■ Stated problem:
Omit the pictures and return every entry exactly as written.

(Dataset items)
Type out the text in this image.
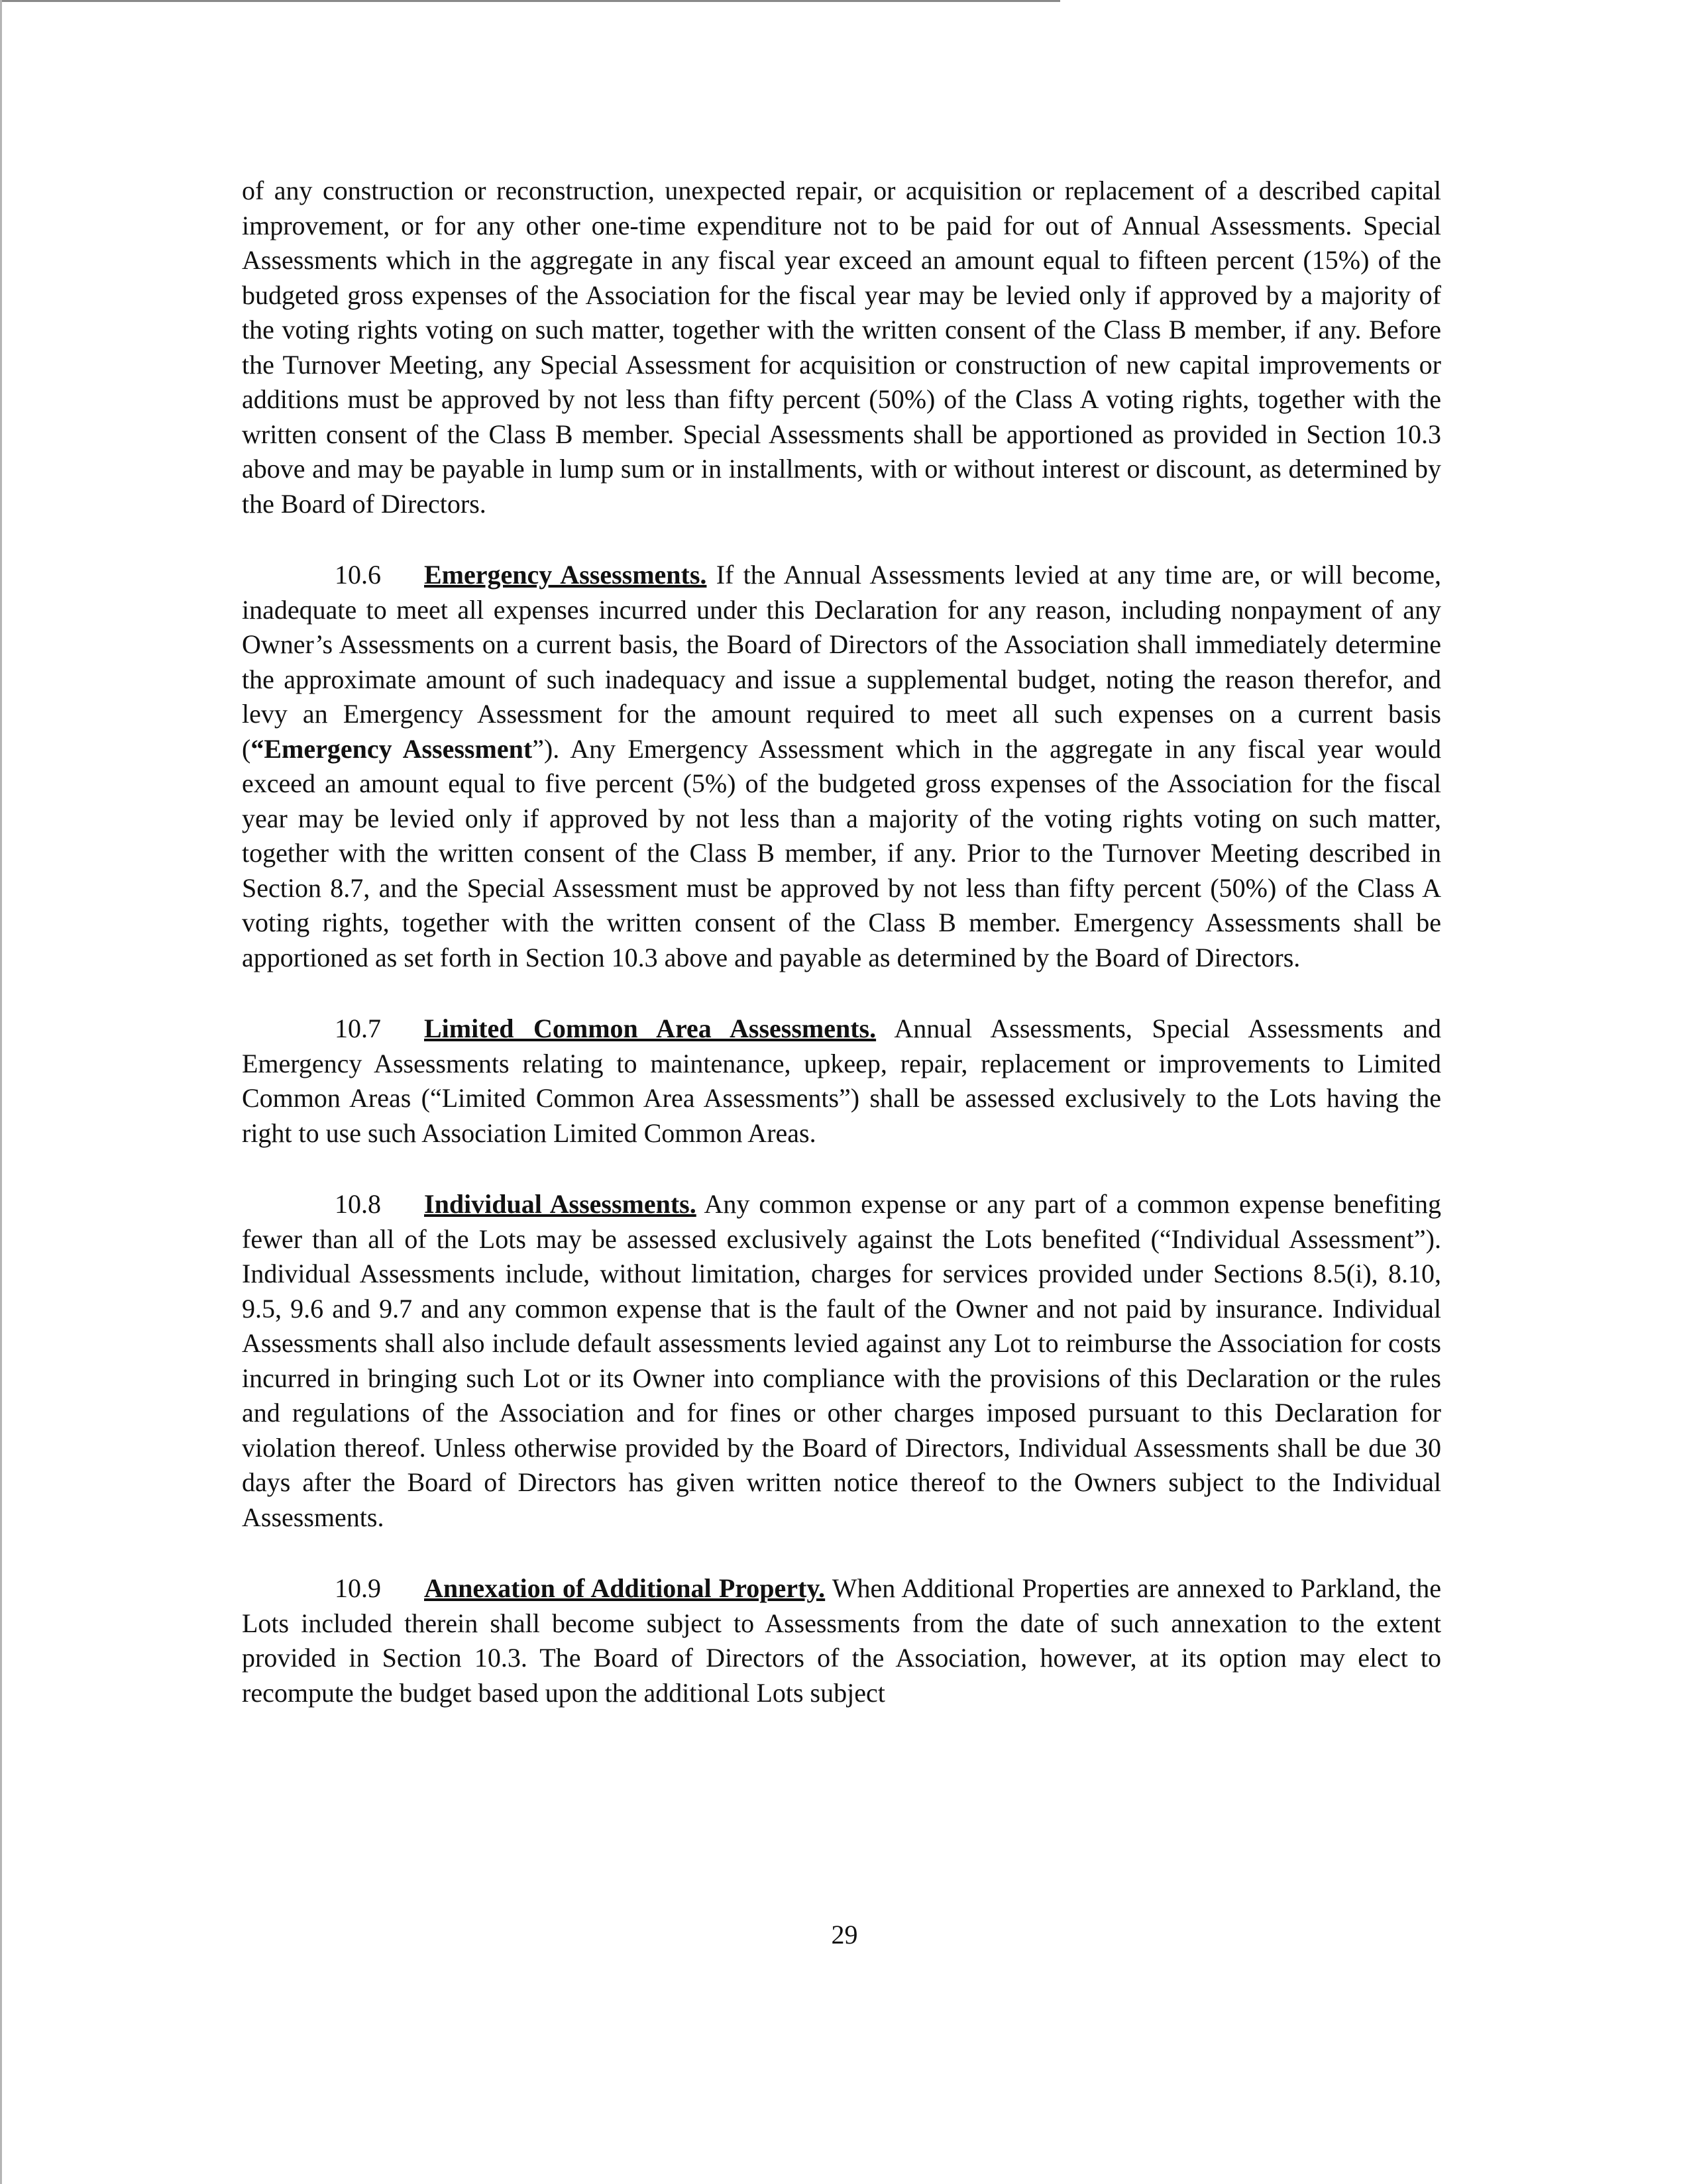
of any construction or reconstruction, unexpected repair, or acquisition or replacement of a described capital improvement, or for any other one-time expenditure not to be paid for out of Annual Assessments. Special Assessments which in the aggregate in any fiscal year exceed an amount equal to fifteen percent (15%) of the budgeted gross expenses of the Association for the fiscal year may be levied only if approved by a majority of the voting rights voting on such matter, together with the written consent of the Class B member, if any. Before the Turnover Meeting, any Special Assessment for acquisition or construction of new capital improvements or additions must be approved by not less than fifty percent (50%) of the Class A voting rights, together with the written consent of the Class B member. Special Assessments shall be apportioned as provided in Section 10.3 above and may be payable in lump sum or in installments, with or without interest or discount, as determined by the Board of Directors.

10.6 Emergency Assessments. If the Annual Assessments levied at any time are, or will become, inadequate to meet all expenses incurred under this Declaration for any reason, including nonpayment of any Owner’s Assessments on a current basis, the Board of Directors of the Association shall immediately determine the approximate amount of such inadequacy and issue a supplemental budget, noting the reason therefor, and levy an Emergency Assessment for the amount required to meet all such expenses on a current basis (“Emergency Assessment”). Any Emergency Assessment which in the aggregate in any fiscal year would exceed an amount equal to five percent (5%) of the budgeted gross expenses of the Association for the fiscal year may be levied only if approved by not less than a majority of the voting rights voting on such matter, together with the written consent of the Class B member, if any. Prior to the Turnover Meeting described in Section 8.7, and the Special Assessment must be approved by not less than fifty percent (50%) of the Class A voting rights, together with the written consent of the Class B member. Emergency Assessments shall be apportioned as set forth in Section 10.3 above and payable as determined by the Board of Directors.

10.7 Limited Common Area Assessments. Annual Assessments, Special Assessments and Emergency Assessments relating to maintenance, upkeep, repair, replacement or improvements to Limited Common Areas (“Limited Common Area Assessments”) shall be assessed exclusively to the Lots having the right to use such Association Limited Common Areas.

10.8 Individual Assessments. Any common expense or any part of a common expense benefiting fewer than all of the Lots may be assessed exclusively against the Lots benefited (“Individual Assessment”). Individual Assessments include, without limitation, charges for services provided under Sections 8.5(i), 8.10, 9.5, 9.6 and 9.7 and any common expense that is the fault of the Owner and not paid by insurance. Individual Assessments shall also include default assessments levied against any Lot to reimburse the Association for costs incurred in bringing such Lot or its Owner into compliance with the provisions of this Declaration or the rules and regulations of the Association and for fines or other charges imposed pursuant to this Declaration for violation thereof. Unless otherwise provided by the Board of Directors, Individual Assessments shall be due 30 days after the Board of Directors has given written notice thereof to the Owners subject to the Individual Assessments.

10.9 Annexation of Additional Property. When Additional Properties are annexed to Parkland, the Lots included therein shall become subject to Assessments from the date of such annexation to the extent provided in Section 10.3. The Board of Directors of the Association, however, at its option may elect to recompute the budget based upon the additional Lots subject

29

■ Result below:
Type out the text in this image.
of any construction or reconstruction, unexpected repair, or acquisition or replacement of a described capital improvement, or for any other one-time expenditure not to be paid for out of Annual Assessments. Special Assessments which in the aggregate in any fiscal year exceed an amount equal to fifteen percent (15%) of the budgeted gross expenses of the Association for the fiscal year may be levied only if approved by a majority of the voting rights voting on such matter, together with the written consent of the Class B member, if any. Before the Turnover Meeting, any Special Assessment for acquisition or construction of new capital improvements or additions must be approved by not less than fifty percent (50%) of the Class A voting rights, together with the written consent of the Class B member. Special Assessments shall be apportioned as provided in Section 10.3 above and may be payable in lump sum or in installments, with or without interest or discount, as determined by the Board of Directors.

10.6 Emergency Assessments. If the Annual Assessments levied at any time are, or will become, inadequate to meet all expenses incurred under this Declaration for any reason, including nonpayment of any Owner’s Assessments on a current basis, the Board of Directors of the Association shall immediately determine the approximate amount of such inadequacy and issue a supplemental budget, noting the reason therefor, and levy an Emergency Assessment for the amount required to meet all such expenses on a current basis (“Emergency Assessment”). Any Emergency Assessment which in the aggregate in any fiscal year would exceed an amount equal to five percent (5%) of the budgeted gross expenses of the Association for the fiscal year may be levied only if approved by not less than a majority of the voting rights voting on such matter, together with the written consent of the Class B member, if any. Prior to the Turnover Meeting described in Section 8.7, and the Special Assessment must be approved by not less than fifty percent (50%) of the Class A voting rights, together with the written consent of the Class B member. Emergency Assessments shall be apportioned as set forth in Section 10.3 above and payable as determined by the Board of Directors.

10.7 Limited Common Area Assessments. Annual Assessments, Special Assessments and Emergency Assessments relating to maintenance, upkeep, repair, replacement or improvements to Limited Common Areas (“Limited Common Area Assessments”) shall be assessed exclusively to the Lots having the right to use such Association Limited Common Areas.

10.8 Individual Assessments. Any common expense or any part of a common expense benefiting fewer than all of the Lots may be assessed exclusively against the Lots benefited (“Individual Assessment”). Individual Assessments include, without limitation, charges for services provided under Sections 8.5(i), 8.10, 9.5, 9.6 and 9.7 and any common expense that is the fault of the Owner and not paid by insurance. Individual Assessments shall also include default assessments levied against any Lot to reimburse the Association for costs incurred in bringing such Lot or its Owner into compliance with the provisions of this Declaration or the rules and regulations of the Association and for fines or other charges imposed pursuant to this Declaration for violation thereof. Unless otherwise provided by the Board of Directors, Individual Assessments shall be due 30 days after the Board of Directors has given written notice thereof to the Owners subject to the Individual Assessments.

10.9 Annexation of Additional Property. When Additional Properties are annexed to Parkland, the Lots included therein shall become subject to Assessments from the date of such annexation to the extent provided in Section 10.3. The Board of Directors of the Association, however, at its option may elect to recompute the budget based upon the additional Lots subject

29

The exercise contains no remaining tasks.